-- START MATERIAL SUPPLIED --
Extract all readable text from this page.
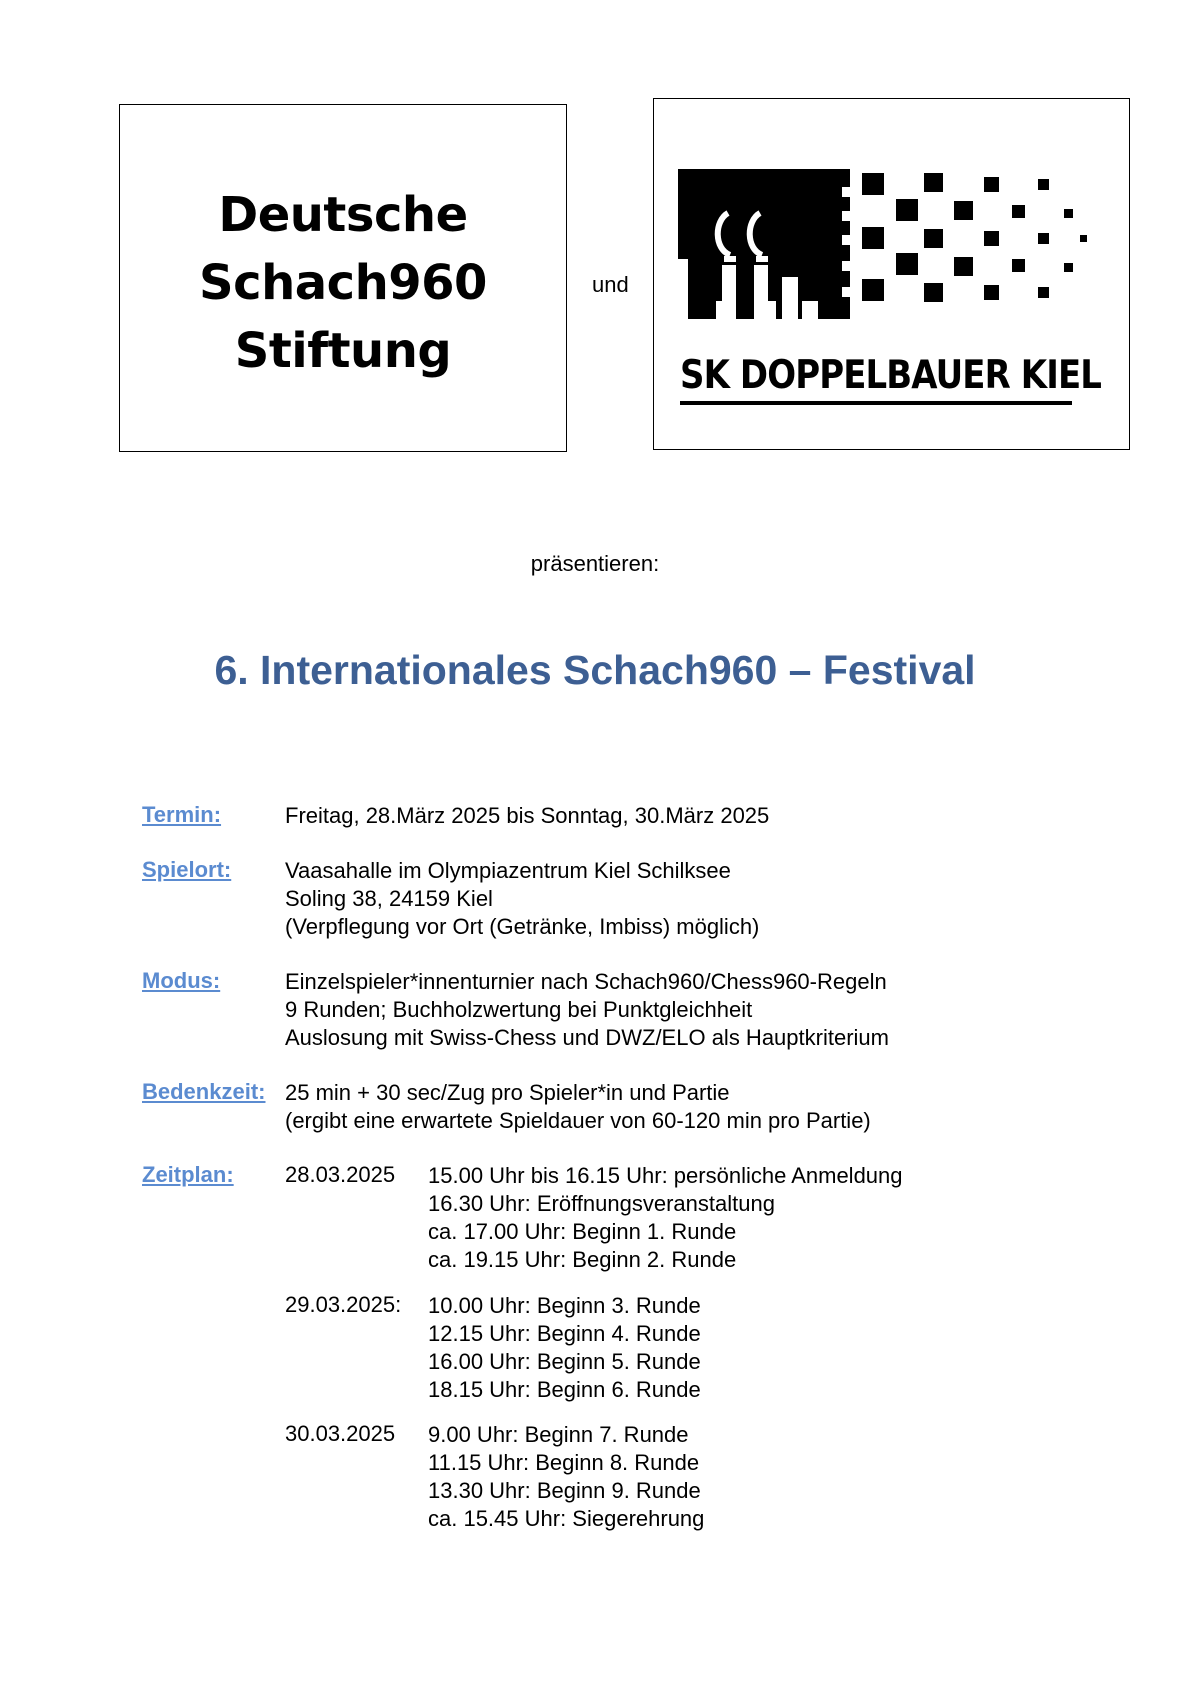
Deutsche
Schach960
Stiftung
und
SK DOPPELBAUER KIEL
präsentieren:
6. Internationales Schach960 – Festival
Termin:	Freitag, 28.März 2025 bis Sonntag, 30.März 2025
Spielort: Vaasahalle im Olympiazentrum Kiel Schilksee
Soling 38, 24159 Kiel
(Verpflegung vor Ort (Getränke, Imbiss) möglich)
Modus:	Einzelspieler*innenturnier nach Schach960/Chess960-Regeln
9 Runden; Buchholzwertung bei Punktgleichheit
Auslosung mit Swiss-Chess und DWZ/ELO als Hauptkriterium
Bedenkzeit: 25 min + 30 sec/Zug pro Spieler*in und Partie
(ergibt eine erwartete Spieldauer von 60-120 min pro Partie)
Zeitplan: 28.03.2025 15.00 Uhr bis 16.15 Uhr: persönliche Anmeldung
16.30 Uhr: Eröffnungsveranstaltung
ca. 17.00 Uhr: Beginn 1. Runde
ca. 19.15 Uhr: Beginn 2. Runde
29.03.2025: 10.00 Uhr: Beginn 3. Runde
12.15 Uhr: Beginn 4. Runde
16.00 Uhr: Beginn 5. Runde
18.15 Uhr: Beginn 6. Runde
30.03.2025 9.00 Uhr: Beginn 7. Runde
11.15 Uhr: Beginn 8. Runde
13.30 Uhr: Beginn 9. Runde
ca. 15.45 Uhr: Siegerehrung
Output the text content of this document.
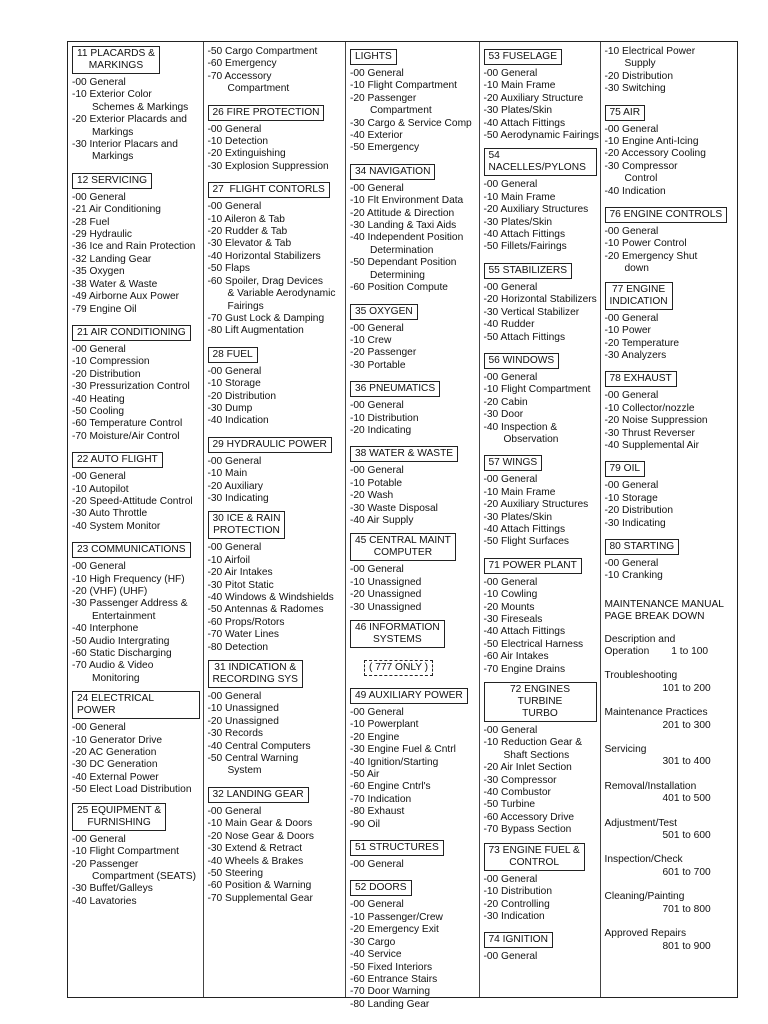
11 PLACARDS &
MARKINGS
-00 General
-10 Exterior Color
Schemes & Markings
-20 Exterior Placards and
Markings
-30 Interior Placars and
Markings
12 SERVICING
-00 General
-21 Air Conditioning
-28 Fuel
-29 Hydraulic
-36 Ice and Rain Protection
-32 Landing Gear
-35 Oxygen
-38 Water & Waste
-49 Airborne Aux Power
-79 Engine Oil
21 AIR CONDITIONING
-00 General
-10 Compression
-20 Distribution
-30 Pressurization Control
-40 Heating
-50 Cooling
-60 Temperature Control
-70 Moisture/Air Control
22 AUTO FLIGHT
-00 General
-10 Autopilot
-20 Speed-Attitude Control
-30 Auto Throttle
-40 System Monitor
23 COMMUNICATIONS
-00 General
-10 High Frequency (HF)
-20 (VHF) (UHF)
-30 Passenger Address &
Entertainment
-40 Interphone
-50 Audio Intergrating
-60 Static Discharging
-70 Audio & Video
Monitoring
24 ELECTRICAL POWER
-00 General
-10 Generator Drive
-20 AC Generation
-30 DC Generation
-40 External Power
-50 Elect Load Distribution
25 EQUIPMENT &
FURNISHING
-00 General
-10 Flight Compartment
-20 Passenger
Compartment (SEATS)
-30 Buffet/Galleys
-40 Lavatories
-50 Cargo Compartment
-60 Emergency
-70 Accessory
Compartment
26 FIRE PROTECTION
-00 General
-10 Detection
-20 Extinguishing
-30 Explosion Suppression
27  FLIGHT CONTORLS
-00 General
-10 Aileron & Tab
-20 Rudder & Tab
-30 Elevator & Tab
-40 Horizontal Stabilizers
-50 Flaps
-60 Spoiler, Drag Devices
& Variable Aerodynamic
Fairings
-70 Gust Lock & Damping
-80 Lift Augmentation
28 FUEL
-00 General
-10 Storage
-20 Distribution
-30 Dump
-40 Indication
29 HYDRAULIC POWER
-00 General
-10 Main
-20 Auxiliary
-30 Indicating
30 ICE & RAIN
PROTECTION
-00 General
-10 Airfoil
-20 Air Intakes
-30 Pitot Static
-40 Windows & Windshields
-50 Antennas & Radomes
-60 Props/Rotors
-70 Water Lines
-80 Detection
31 INDICATION &
RECORDING SYS
-00 General
-10 Unassigned
-20 Unassigned
-30 Records
-40 Central Computers
-50 Central Warning
System
32 LANDING GEAR
-00 General
-10 Main Gear & Doors
-20 Nose Gear & Doors
-30 Extend & Retract
-40 Wheels & Brakes
-50 Steering
-60 Position & Warning
-70 Supplemental Gear
LIGHTS
-00 General
-10 Flight Compartment
-20 Passenger
Compartment
-30 Cargo & Service Comp
-40 Exterior
-50 Emergency
34 NAVIGATION
-00 General
-10 Flt Environment Data
-20 Attitude & Direction
-30 Landing & Taxi Aids
-40 Independent Position
Determination
-50 Dependant Position
Determining
-60 Position Compute
35 OXYGEN
-00 General
-10 Crew
-20 Passenger
-30 Portable
36 PNEUMATICS
-00 General
-10 Distribution
-20 Indicating
38 WATER & WASTE
-00 General
-10 Potable
-20 Wash
-30 Waste Disposal
-40 Air Supply
45 CENTRAL MAINT
COMPUTER
-00 General
-10 Unassigned
-20 Unassigned
-30 Unassigned
46 INFORMATION
SYSTEMS
( 777 ONLY )
49 AUXILIARY POWER
-00 General
-10 Powerplant
-20 Engine
-30 Engine Fuel & Cntrl
-40 Ignition/Starting
-50 Air
-60 Engine Cntrl's
-70 Indication
-80 Exhaust
-90 Oil
51 STRUCTURES
-00 General
52 DOORS
-00 General
-10 Passenger/Crew
-20 Emergency Exit
-30 Cargo
-40 Service
-50 Fixed Interiors
-60 Entrance Stairs
-70 Door Warning
-80 Landing Gear
53 FUSELAGE
-00 General
-10 Main Frame
-20 Auxiliary Structure
-30 Plates/Skin
-40 Attach Fittings
-50 Aerodynamic Fairings
54 NACELLES/PYLONS
-00 General
-10 Main Frame
-20 Auxiliary Structures
-30 Plates/Skin
-40 Attach Fittings
-50 Fillets/Fairings
55 STABILIZERS
-00 General
-20 Horizontal Stabilizers
-30 Vertical Stabilizer
-40 Rudder
-50 Attach Fittings
56 WINDOWS
-00 General
-10 Flight Compartment
-20 Cabin
-30 Door
-40 Inspection &
Observation
57 WINGS
-00 General
-10 Main Frame
-20 Auxiliary Structures
-30 Plates/Skin
-40 Attach Fittings
-50 Flight Surfaces
71 POWER PLANT
-00 General
-10 Cowling
-20 Mounts
-30 Fireseals
-40 Attach Fittings
-50 Electrical Harness
-60 Air Intakes
-70 Engine Drains
72 ENGINES TURBINE
TURBO
-00 General
-10 Reduction Gear &
Shaft Sections
-20 Air Inlet Section
-30 Compressor
-40 Combustor
-50 Turbine
-60 Accessory Drive
-70 Bypass Section
73 ENGINE FUEL &
CONTROL
-00 General
-10 Distribution
-20 Controlling
-30 Indication
74 IGNITION
-00 General
-10 Electrical Power
Supply
-20 Distribution
-30 Switching
75 AIR
-00 General
-10 Engine Anti-Icing
-20 Accessory Cooling
-30 Compressor
Control
-40 Indication
76 ENGINE CONTROLS
-00 General
-10 Power Control
-20 Emergency Shut
down
77 ENGINE
INDICATION
-00 General
-10 Power
-20 Temperature
-30 Analyzers
78 EXHAUST
-00 General
-10 Collector/nozzle
-20 Noise Suppression
-30 Thrust Reverser
-40 Supplemental Air
79 OIL
-00 General
-10 Storage
-20 Distribution
-30 Indicating
80 STARTING
-00 General
-10 Cranking
MAINTENANCE MANUAL
PAGE BREAK DOWN
Description and
Operation 1 to 100
Troubleshooting
101 to 200
Maintenance Practices
201 to 300
Servicing
301 to 400
Removal/Installation
401 to 500
Adjustment/Test
501 to 600
Inspection/Check
601 to 700
Cleaning/Painting
701 to 800
Approved Repairs
801 to 900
-- END MATERIAL SUPPLIED --
= WHAT YOU HAVE TO DO =
Go through the listing above and quote it exactly, apart from its images.

= ANSWER BELOW =
Extract all readable text from this page.
Deutsche
Schach960
Stiftung
und
SK DOPPELBAUER KIEL
präsentieren:
6. Internationales Schach960 – Festival
Termin:	Freitag, 28.März 2025 bis Sonntag, 30.März 2025
Spielort: Vaasahalle im Olympiazentrum Kiel Schilksee
Soling 38, 24159 Kiel
(Verpflegung vor Ort (Getränke, Imbiss) möglich)
Modus:	Einzelspieler*innenturnier nach Schach960/Chess960-Regeln
9 Runden; Buchholzwertung bei Punktgleichheit
Auslosung mit Swiss-Chess und DWZ/ELO als Hauptkriterium
Bedenkzeit: 25 min + 30 sec/Zug pro Spieler*in und Partie
(ergibt eine erwartete Spieldauer von 60-120 min pro Partie)
Zeitplan: 28.03.2025 15.00 Uhr bis 16.15 Uhr: persönliche Anmeldung
16.30 Uhr: Eröffnungsveranstaltung
ca. 17.00 Uhr: Beginn 1. Runde
ca. 19.15 Uhr: Beginn 2. Runde
29.03.2025: 10.00 Uhr: Beginn 3. Runde
12.15 Uhr: Beginn 4. Runde
16.00 Uhr: Beginn 5. Runde
18.15 Uhr: Beginn 6. Runde
30.03.2025 9.00 Uhr: Beginn 7. Runde
11.15 Uhr: Beginn 8. Runde
13.30 Uhr: Beginn 9. Runde
ca. 15.45 Uhr: Siegerehrung
Output the text content of this document.
11 PLACARDS &
MARKINGS
-00 General
-10 Exterior Color
Schemes & Markings
-20 Exterior Placards and
Markings
-30 Interior Placars and
Markings
12 SERVICING
-00 General
-21 Air Conditioning
-28 Fuel
-29 Hydraulic
-36 Ice and Rain Protection
-32 Landing Gear
-35 Oxygen
-38 Water & Waste
-49 Airborne Aux Power
-79 Engine Oil
21 AIR CONDITIONING
-00 General
-10 Compression
-20 Distribution
-30 Pressurization Control
-40 Heating
-50 Cooling
-60 Temperature Control
-70 Moisture/Air Control
22 AUTO FLIGHT
-00 General
-10 Autopilot
-20 Speed-Attitude Control
-30 Auto Throttle
-40 System Monitor
23 COMMUNICATIONS
-00 General
-10 High Frequency (HF)
-20 (VHF) (UHF)
-30 Passenger Address &
Entertainment
-40 Interphone
-50 Audio Intergrating
-60 Static Discharging
-70 Audio & Video
Monitoring
24 ELECTRICAL POWER
-00 General
-10 Generator Drive
-20 AC Generation
-30 DC Generation
-40 External Power
-50 Elect Load Distribution
25 EQUIPMENT &
FURNISHING
-00 General
-10 Flight Compartment
-20 Passenger
Compartment (SEATS)
-30 Buffet/Galleys
-40 Lavatories
-50 Cargo Compartment
-60 Emergency
-70 Accessory
Compartment
26 FIRE PROTECTION
-00 General
-10 Detection
-20 Extinguishing
-30 Explosion Suppression
27  FLIGHT CONTORLS
-00 General
-10 Aileron & Tab
-20 Rudder & Tab
-30 Elevator & Tab
-40 Horizontal Stabilizers
-50 Flaps
-60 Spoiler, Drag Devices
& Variable Aerodynamic
Fairings
-70 Gust Lock & Damping
-80 Lift Augmentation
28 FUEL
-00 General
-10 Storage
-20 Distribution
-30 Dump
-40 Indication
29 HYDRAULIC POWER
-00 General
-10 Main
-20 Auxiliary
-30 Indicating
30 ICE & RAIN
PROTECTION
-00 General
-10 Airfoil
-20 Air Intakes
-30 Pitot Static
-40 Windows & Windshields
-50 Antennas & Radomes
-60 Props/Rotors
-70 Water Lines
-80 Detection
31 INDICATION &
RECORDING SYS
-00 General
-10 Unassigned
-20 Unassigned
-30 Records
-40 Central Computers
-50 Central Warning
System
32 LANDING GEAR
-00 General
-10 Main Gear & Doors
-20 Nose Gear & Doors
-30 Extend & Retract
-40 Wheels & Brakes
-50 Steering
-60 Position & Warning
-70 Supplemental Gear
LIGHTS
-00 General
-10 Flight Compartment
-20 Passenger
Compartment
-30 Cargo & Service Comp
-40 Exterior
-50 Emergency
34 NAVIGATION
-00 General
-10 Flt Environment Data
-20 Attitude & Direction
-30 Landing & Taxi Aids
-40 Independent Position
Determination
-50 Dependant Position
Determining
-60 Position Compute
35 OXYGEN
-00 General
-10 Crew
-20 Passenger
-30 Portable
36 PNEUMATICS
-00 General
-10 Distribution
-20 Indicating
38 WATER & WASTE
-00 General
-10 Potable
-20 Wash
-30 Waste Disposal
-40 Air Supply
45 CENTRAL MAINT
COMPUTER
-00 General
-10 Unassigned
-20 Unassigned
-30 Unassigned
46 INFORMATION
SYSTEMS
( 777 ONLY )
49 AUXILIARY POWER
-00 General
-10 Powerplant
-20 Engine
-30 Engine Fuel & Cntrl
-40 Ignition/Starting
-50 Air
-60 Engine Cntrl's
-70 Indication
-80 Exhaust
-90 Oil
51 STRUCTURES
-00 General
52 DOORS
-00 General
-10 Passenger/Crew
-20 Emergency Exit
-30 Cargo
-40 Service
-50 Fixed Interiors
-60 Entrance Stairs
-70 Door Warning
-80 Landing Gear
53 FUSELAGE
-00 General
-10 Main Frame
-20 Auxiliary Structure
-30 Plates/Skin
-40 Attach Fittings
-50 Aerodynamic Fairings
54 NACELLES/PYLONS
-00 General
-10 Main Frame
-20 Auxiliary Structures
-30 Plates/Skin
-40 Attach Fittings
-50 Fillets/Fairings
55 STABILIZERS
-00 General
-20 Horizontal Stabilizers
-30 Vertical Stabilizer
-40 Rudder
-50 Attach Fittings
56 WINDOWS
-00 General
-10 Flight Compartment
-20 Cabin
-30 Door
-40 Inspection &
Observation
57 WINGS
-00 General
-10 Main Frame
-20 Auxiliary Structures
-30 Plates/Skin
-40 Attach Fittings
-50 Flight Surfaces
71 POWER PLANT
-00 General
-10 Cowling
-20 Mounts
-30 Fireseals
-40 Attach Fittings
-50 Electrical Harness
-60 Air Intakes
-70 Engine Drains
72 ENGINES TURBINE
TURBO
-00 General
-10 Reduction Gear &
Shaft Sections
-20 Air Inlet Section
-30 Compressor
-40 Combustor
-50 Turbine
-60 Accessory Drive
-70 Bypass Section
73 ENGINE FUEL &
CONTROL
-00 General
-10 Distribution
-20 Controlling
-30 Indication
74 IGNITION
-00 General
-10 Electrical Power
Supply
-20 Distribution
-30 Switching
75 AIR
-00 General
-10 Engine Anti-Icing
-20 Accessory Cooling
-30 Compressor
Control
-40 Indication
76 ENGINE CONTROLS
-00 General
-10 Power Control
-20 Emergency Shut
down
77 ENGINE
INDICATION
-00 General
-10 Power
-20 Temperature
-30 Analyzers
78 EXHAUST
-00 General
-10 Collector/nozzle
-20 Noise Suppression
-30 Thrust Reverser
-40 Supplemental Air
79 OIL
-00 General
-10 Storage
-20 Distribution
-30 Indicating
80 STARTING
-00 General
-10 Cranking
MAINTENANCE MANUAL
PAGE BREAK DOWN
Description and
Operation 1 to 100
Troubleshooting
101 to 200
Maintenance Practices
201 to 300
Servicing
301 to 400
Removal/Installation
401 to 500
Adjustment/Test
501 to 600
Inspection/Check
601 to 700
Cleaning/Painting
701 to 800
Approved Repairs
801 to 900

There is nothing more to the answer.